(DIRECTION) Output the entries word for word. Omit images.
※ ※ ※
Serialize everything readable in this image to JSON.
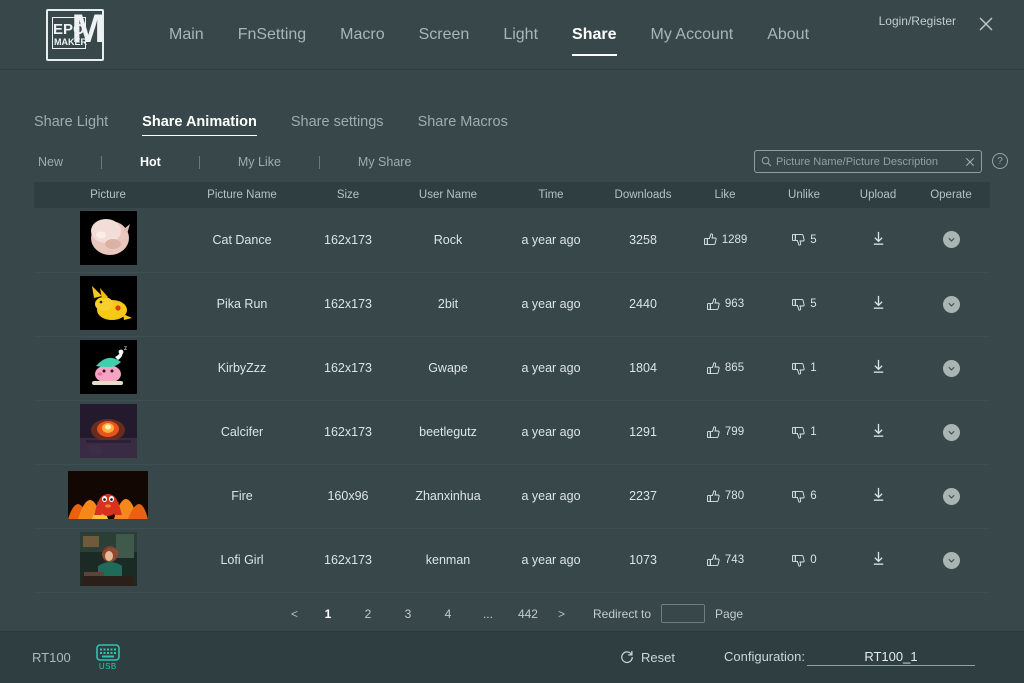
{
  "app": {
    "brand_line1": "EPO",
    "brand_line2": "MAKER",
    "brand_big": "M",
    "login_label": "Login/Register",
    "close_icon": "close-icon"
  },
  "main_nav": {
    "items": [
      {
        "label": "Main",
        "active": false
      },
      {
        "label": "FnSetting",
        "active": false
      },
      {
        "label": "Macro",
        "active": false
      },
      {
        "label": "Screen",
        "active": false
      },
      {
        "label": "Light",
        "active": false
      },
      {
        "label": "Share",
        "active": true
      },
      {
        "label": "My Account",
        "active": false
      },
      {
        "label": "About",
        "active": false
      }
    ]
  },
  "sub_nav": {
    "items": [
      {
        "label": "Share Light",
        "active": false
      },
      {
        "label": "Share Animation",
        "active": true
      },
      {
        "label": "Share settings",
        "active": false
      },
      {
        "label": "Share Macros",
        "active": false
      }
    ]
  },
  "filters": {
    "items": [
      {
        "label": "New",
        "active": false
      },
      {
        "label": "Hot",
        "active": true
      },
      {
        "label": "My Like",
        "active": false
      },
      {
        "label": "My Share",
        "active": false
      }
    ]
  },
  "search": {
    "placeholder": "Picture Name/Picture Description",
    "value": "",
    "search_icon": "search-icon",
    "clear_icon": "close-icon",
    "help_icon": "help-icon",
    "help_glyph": "?"
  },
  "table": {
    "columns": [
      "Picture",
      "Picture Name",
      "Size",
      "User Name",
      "Time",
      "Downloads",
      "Like",
      "Unlike",
      "Upload",
      "Operate"
    ],
    "rows": [
      {
        "picture": "cat-dance-thumbnail",
        "name": "Cat Dance",
        "size": "162x173",
        "user": "Rock",
        "time": "a year ago",
        "downloads": "3258",
        "like": "1289",
        "unlike": "5",
        "thumb_style": "std",
        "art": "cat"
      },
      {
        "picture": "pika-run-thumbnail",
        "name": "Pika Run",
        "size": "162x173",
        "user": "2bit",
        "time": "a year ago",
        "downloads": "2440",
        "like": "963",
        "unlike": "5",
        "thumb_style": "std",
        "art": "pika"
      },
      {
        "picture": "kirbyzzz-thumbnail",
        "name": "KirbyZzz",
        "size": "162x173",
        "user": "Gwape",
        "time": "a year ago",
        "downloads": "1804",
        "like": "865",
        "unlike": "1",
        "thumb_style": "std",
        "art": "kirby"
      },
      {
        "picture": "calcifer-thumbnail",
        "name": "Calcifer",
        "size": "162x173",
        "user": "beetlegutz",
        "time": "a year ago",
        "downloads": "1291",
        "like": "799",
        "unlike": "1",
        "thumb_style": "std",
        "art": "calcifer"
      },
      {
        "picture": "fire-thumbnail",
        "name": "Fire",
        "size": "160x96",
        "user": "Zhanxinhua",
        "time": "a year ago",
        "downloads": "2237",
        "like": "780",
        "unlike": "6",
        "thumb_style": "wide",
        "art": "fire"
      },
      {
        "picture": "lofi-girl-thumbnail",
        "name": "Lofi Girl",
        "size": "162x173",
        "user": "kenman",
        "time": "a year ago",
        "downloads": "1073",
        "like": "743",
        "unlike": "0",
        "thumb_style": "std",
        "art": "lofi"
      }
    ],
    "row_icons": {
      "like_icon": "thumbs-up-icon",
      "unlike_icon": "thumbs-down-icon",
      "upload_icon": "download-icon",
      "operate_icon": "chevron-down-circle-icon"
    }
  },
  "pagination": {
    "prev": "<",
    "next": ">",
    "pages": [
      "1",
      "2",
      "3",
      "4",
      "...",
      "442"
    ],
    "active_page": "1",
    "redirect_label": "Redirect to",
    "page_label": "Page",
    "page_value": ""
  },
  "footer": {
    "device": "RT100",
    "device_icon": "keyboard-icon",
    "connection": "USB",
    "reset_label": "Reset",
    "reset_icon": "refresh-icon",
    "configuration_label": "Configuration:",
    "configuration_value": "RT100_1"
  },
  "colors": {
    "background": "#37474a",
    "header_row": "#2f3e41",
    "footer": "#2f3e41",
    "accent_teal": "#2ec4b0",
    "text_primary": "#dde5e5",
    "text_muted": "#9fadae"
  }
}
※ ※ ※
(TASK RESPONSE)
Serialize everything readable in this image to JSON.
{
  "app": {
    "brand_line1": "EPO",
    "brand_line2": "MAKER",
    "brand_big": "M",
    "login_label": "Login/Register",
    "close_icon": "close-icon"
  },
  "main_nav": {
    "items": [
      {
        "label": "Main",
        "active": false
      },
      {
        "label": "FnSetting",
        "active": false
      },
      {
        "label": "Macro",
        "active": false
      },
      {
        "label": "Screen",
        "active": false
      },
      {
        "label": "Light",
        "active": false
      },
      {
        "label": "Share",
        "active": true
      },
      {
        "label": "My Account",
        "active": false
      },
      {
        "label": "About",
        "active": false
      }
    ]
  },
  "sub_nav": {
    "items": [
      {
        "label": "Share Light",
        "active": false
      },
      {
        "label": "Share Animation",
        "active": true
      },
      {
        "label": "Share settings",
        "active": false
      },
      {
        "label": "Share Macros",
        "active": false
      }
    ]
  },
  "filters": {
    "items": [
      {
        "label": "New",
        "active": false
      },
      {
        "label": "Hot",
        "active": true
      },
      {
        "label": "My Like",
        "active": false
      },
      {
        "label": "My Share",
        "active": false
      }
    ]
  },
  "search": {
    "placeholder": "Picture Name/Picture Description",
    "value": "",
    "search_icon": "search-icon",
    "clear_icon": "close-icon",
    "help_icon": "help-icon",
    "help_glyph": "?"
  },
  "table": {
    "columns": [
      "Picture",
      "Picture Name",
      "Size",
      "User Name",
      "Time",
      "Downloads",
      "Like",
      "Unlike",
      "Upload",
      "Operate"
    ],
    "rows": [
      {
        "picture": "cat-dance-thumbnail",
        "name": "Cat Dance",
        "size": "162x173",
        "user": "Rock",
        "time": "a year ago",
        "downloads": "3258",
        "like": "1289",
        "unlike": "5",
        "thumb_style": "std",
        "art": "cat"
      },
      {
        "picture": "pika-run-thumbnail",
        "name": "Pika Run",
        "size": "162x173",
        "user": "2bit",
        "time": "a year ago",
        "downloads": "2440",
        "like": "963",
        "unlike": "5",
        "thumb_style": "std",
        "art": "pika"
      },
      {
        "picture": "kirbyzzz-thumbnail",
        "name": "KirbyZzz",
        "size": "162x173",
        "user": "Gwape",
        "time": "a year ago",
        "downloads": "1804",
        "like": "865",
        "unlike": "1",
        "thumb_style": "std",
        "art": "kirby"
      },
      {
        "picture": "calcifer-thumbnail",
        "name": "Calcifer",
        "size": "162x173",
        "user": "beetlegutz",
        "time": "a year ago",
        "downloads": "1291",
        "like": "799",
        "unlike": "1",
        "thumb_style": "std",
        "art": "calcifer"
      },
      {
        "picture": "fire-thumbnail",
        "name": "Fire",
        "size": "160x96",
        "user": "Zhanxinhua",
        "time": "a year ago",
        "downloads": "2237",
        "like": "780",
        "unlike": "6",
        "thumb_style": "wide",
        "art": "fire"
      },
      {
        "picture": "lofi-girl-thumbnail",
        "name": "Lofi Girl",
        "size": "162x173",
        "user": "kenman",
        "time": "a year ago",
        "downloads": "1073",
        "like": "743",
        "unlike": "0",
        "thumb_style": "std",
        "art": "lofi"
      }
    ],
    "row_icons": {
      "like_icon": "thumbs-up-icon",
      "unlike_icon": "thumbs-down-icon",
      "upload_icon": "download-icon",
      "operate_icon": "chevron-down-circle-icon"
    }
  },
  "pagination": {
    "prev": "<",
    "next": ">",
    "pages": [
      "1",
      "2",
      "3",
      "4",
      "...",
      "442"
    ],
    "active_page": "1",
    "redirect_label": "Redirect to",
    "page_label": "Page",
    "page_value": ""
  },
  "footer": {
    "device": "RT100",
    "device_icon": "keyboard-icon",
    "connection": "USB",
    "reset_label": "Reset",
    "reset_icon": "refresh-icon",
    "configuration_label": "Configuration:",
    "configuration_value": "RT100_1"
  },
  "colors": {
    "background": "#37474a",
    "header_row": "#2f3e41",
    "footer": "#2f3e41",
    "accent_teal": "#2ec4b0",
    "text_primary": "#dde5e5",
    "text_muted": "#9fadae"
  }
}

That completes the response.